### SET TASK
Gather every line holding the string "source".

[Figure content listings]

-- Start --

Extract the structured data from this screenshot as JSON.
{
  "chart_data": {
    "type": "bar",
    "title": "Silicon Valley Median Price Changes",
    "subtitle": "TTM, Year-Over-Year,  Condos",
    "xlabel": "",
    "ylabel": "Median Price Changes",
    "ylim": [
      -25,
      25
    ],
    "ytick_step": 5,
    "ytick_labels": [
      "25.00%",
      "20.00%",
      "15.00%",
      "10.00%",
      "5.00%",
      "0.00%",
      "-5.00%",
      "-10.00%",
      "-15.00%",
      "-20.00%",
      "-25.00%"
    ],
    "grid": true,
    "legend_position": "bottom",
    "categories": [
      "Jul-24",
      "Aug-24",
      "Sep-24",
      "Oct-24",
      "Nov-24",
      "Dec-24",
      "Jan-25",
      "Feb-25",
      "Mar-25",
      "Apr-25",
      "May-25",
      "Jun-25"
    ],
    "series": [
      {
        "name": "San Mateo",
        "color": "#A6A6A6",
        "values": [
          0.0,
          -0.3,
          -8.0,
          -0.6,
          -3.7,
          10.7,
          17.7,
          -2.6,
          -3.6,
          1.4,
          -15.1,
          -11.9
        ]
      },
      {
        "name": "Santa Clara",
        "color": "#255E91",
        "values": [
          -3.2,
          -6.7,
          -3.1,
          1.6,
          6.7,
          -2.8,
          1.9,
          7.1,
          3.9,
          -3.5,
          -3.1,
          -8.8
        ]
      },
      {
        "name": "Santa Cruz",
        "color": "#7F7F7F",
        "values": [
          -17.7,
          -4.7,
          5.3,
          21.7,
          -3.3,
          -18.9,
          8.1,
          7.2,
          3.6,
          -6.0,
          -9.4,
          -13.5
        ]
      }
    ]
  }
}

-- End --
-- Start --

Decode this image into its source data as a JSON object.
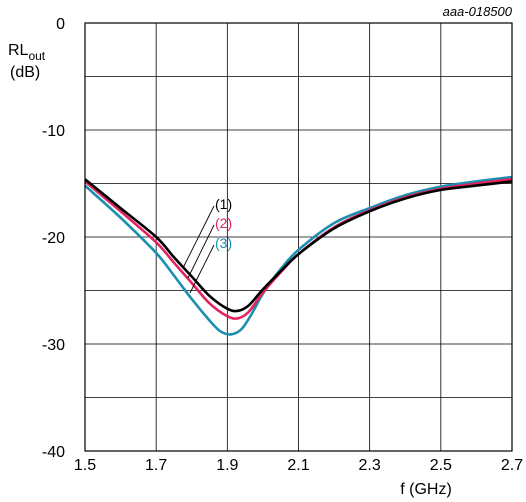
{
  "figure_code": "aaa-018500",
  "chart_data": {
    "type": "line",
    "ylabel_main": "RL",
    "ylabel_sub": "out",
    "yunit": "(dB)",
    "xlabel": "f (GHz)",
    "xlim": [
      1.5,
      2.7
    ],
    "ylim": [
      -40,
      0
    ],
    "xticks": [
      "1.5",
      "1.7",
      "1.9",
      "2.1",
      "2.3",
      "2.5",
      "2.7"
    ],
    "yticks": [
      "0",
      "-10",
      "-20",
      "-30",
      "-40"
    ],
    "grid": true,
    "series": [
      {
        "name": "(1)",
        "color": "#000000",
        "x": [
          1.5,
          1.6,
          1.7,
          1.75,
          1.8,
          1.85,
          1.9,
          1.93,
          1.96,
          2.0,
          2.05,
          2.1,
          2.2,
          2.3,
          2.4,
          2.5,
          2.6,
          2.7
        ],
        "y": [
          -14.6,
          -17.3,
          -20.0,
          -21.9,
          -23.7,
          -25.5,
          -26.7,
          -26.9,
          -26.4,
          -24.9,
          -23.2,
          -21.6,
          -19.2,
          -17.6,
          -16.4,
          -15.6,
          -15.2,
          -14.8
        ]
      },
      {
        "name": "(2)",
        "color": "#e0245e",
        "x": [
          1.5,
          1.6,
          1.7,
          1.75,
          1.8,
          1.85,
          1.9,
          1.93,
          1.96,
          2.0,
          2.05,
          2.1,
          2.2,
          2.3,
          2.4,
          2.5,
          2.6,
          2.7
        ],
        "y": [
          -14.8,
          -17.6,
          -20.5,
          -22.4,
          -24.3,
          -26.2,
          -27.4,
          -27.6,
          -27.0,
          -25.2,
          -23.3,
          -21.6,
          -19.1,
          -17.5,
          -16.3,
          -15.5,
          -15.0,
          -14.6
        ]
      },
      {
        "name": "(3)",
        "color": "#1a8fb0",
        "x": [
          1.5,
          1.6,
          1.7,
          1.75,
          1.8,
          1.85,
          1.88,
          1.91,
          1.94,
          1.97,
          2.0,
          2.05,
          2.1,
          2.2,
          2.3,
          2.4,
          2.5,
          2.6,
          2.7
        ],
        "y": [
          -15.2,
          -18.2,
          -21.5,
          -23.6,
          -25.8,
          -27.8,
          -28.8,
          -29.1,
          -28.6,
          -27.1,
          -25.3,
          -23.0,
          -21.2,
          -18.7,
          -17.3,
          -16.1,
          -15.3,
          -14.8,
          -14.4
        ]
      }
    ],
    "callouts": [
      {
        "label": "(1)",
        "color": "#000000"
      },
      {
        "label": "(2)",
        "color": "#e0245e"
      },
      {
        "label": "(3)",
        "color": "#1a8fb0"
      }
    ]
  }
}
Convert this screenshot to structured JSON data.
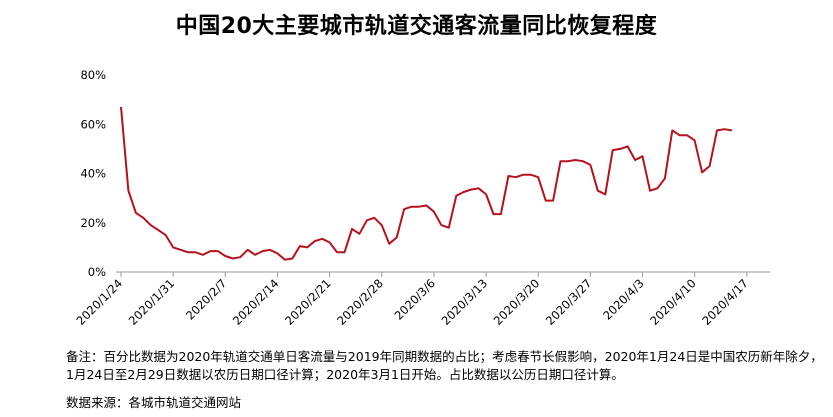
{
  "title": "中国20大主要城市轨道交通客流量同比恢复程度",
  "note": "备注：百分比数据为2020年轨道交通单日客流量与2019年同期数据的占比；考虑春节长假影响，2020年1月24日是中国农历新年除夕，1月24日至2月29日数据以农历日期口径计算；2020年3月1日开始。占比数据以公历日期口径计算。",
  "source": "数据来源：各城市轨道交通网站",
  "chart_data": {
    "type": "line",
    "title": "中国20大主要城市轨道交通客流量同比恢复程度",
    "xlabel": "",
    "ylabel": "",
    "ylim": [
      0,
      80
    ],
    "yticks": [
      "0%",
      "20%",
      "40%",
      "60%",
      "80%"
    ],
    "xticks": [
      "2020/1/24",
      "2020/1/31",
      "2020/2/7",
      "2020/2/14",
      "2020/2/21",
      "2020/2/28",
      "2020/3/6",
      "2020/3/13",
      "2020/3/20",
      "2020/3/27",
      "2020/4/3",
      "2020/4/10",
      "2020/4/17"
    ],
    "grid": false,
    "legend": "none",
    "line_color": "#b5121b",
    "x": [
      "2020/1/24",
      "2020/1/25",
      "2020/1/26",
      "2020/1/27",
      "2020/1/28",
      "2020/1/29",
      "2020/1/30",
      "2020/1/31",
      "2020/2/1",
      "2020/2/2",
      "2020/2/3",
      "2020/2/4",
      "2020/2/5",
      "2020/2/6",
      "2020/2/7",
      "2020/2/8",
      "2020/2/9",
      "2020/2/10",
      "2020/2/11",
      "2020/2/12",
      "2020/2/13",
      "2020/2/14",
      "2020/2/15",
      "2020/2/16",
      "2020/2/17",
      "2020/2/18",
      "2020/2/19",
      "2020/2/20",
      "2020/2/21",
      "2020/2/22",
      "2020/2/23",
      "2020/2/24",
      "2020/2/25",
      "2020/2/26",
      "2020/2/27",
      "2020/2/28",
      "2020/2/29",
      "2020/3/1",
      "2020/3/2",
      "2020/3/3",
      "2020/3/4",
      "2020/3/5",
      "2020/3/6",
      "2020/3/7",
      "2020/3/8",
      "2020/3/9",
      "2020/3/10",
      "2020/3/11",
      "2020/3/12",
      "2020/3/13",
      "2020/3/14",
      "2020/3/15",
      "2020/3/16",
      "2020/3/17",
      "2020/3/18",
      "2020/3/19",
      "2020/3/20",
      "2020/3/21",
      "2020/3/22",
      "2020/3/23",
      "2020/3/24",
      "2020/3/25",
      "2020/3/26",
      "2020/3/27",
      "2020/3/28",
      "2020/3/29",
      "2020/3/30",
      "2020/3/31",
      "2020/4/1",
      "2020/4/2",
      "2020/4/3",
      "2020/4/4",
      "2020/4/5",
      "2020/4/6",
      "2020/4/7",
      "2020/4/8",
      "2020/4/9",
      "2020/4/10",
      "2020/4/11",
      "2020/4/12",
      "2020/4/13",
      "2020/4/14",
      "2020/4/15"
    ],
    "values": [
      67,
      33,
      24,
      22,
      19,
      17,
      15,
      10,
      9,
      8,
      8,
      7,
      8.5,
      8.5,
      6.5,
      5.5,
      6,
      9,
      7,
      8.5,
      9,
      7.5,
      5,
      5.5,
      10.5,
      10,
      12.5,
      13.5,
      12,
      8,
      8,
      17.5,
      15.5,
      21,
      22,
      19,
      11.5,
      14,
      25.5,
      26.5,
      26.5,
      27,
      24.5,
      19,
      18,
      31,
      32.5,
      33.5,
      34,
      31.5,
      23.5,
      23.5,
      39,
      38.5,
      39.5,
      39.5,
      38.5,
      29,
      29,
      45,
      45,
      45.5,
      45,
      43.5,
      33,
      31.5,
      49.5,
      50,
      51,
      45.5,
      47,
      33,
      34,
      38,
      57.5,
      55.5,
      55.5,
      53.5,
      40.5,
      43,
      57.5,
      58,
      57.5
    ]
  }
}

-- End --

### ANSWER FOR THE TASK
Decode this image into its source data as a JSON object.
  "source": "数据来源：各城市轨道交通网站",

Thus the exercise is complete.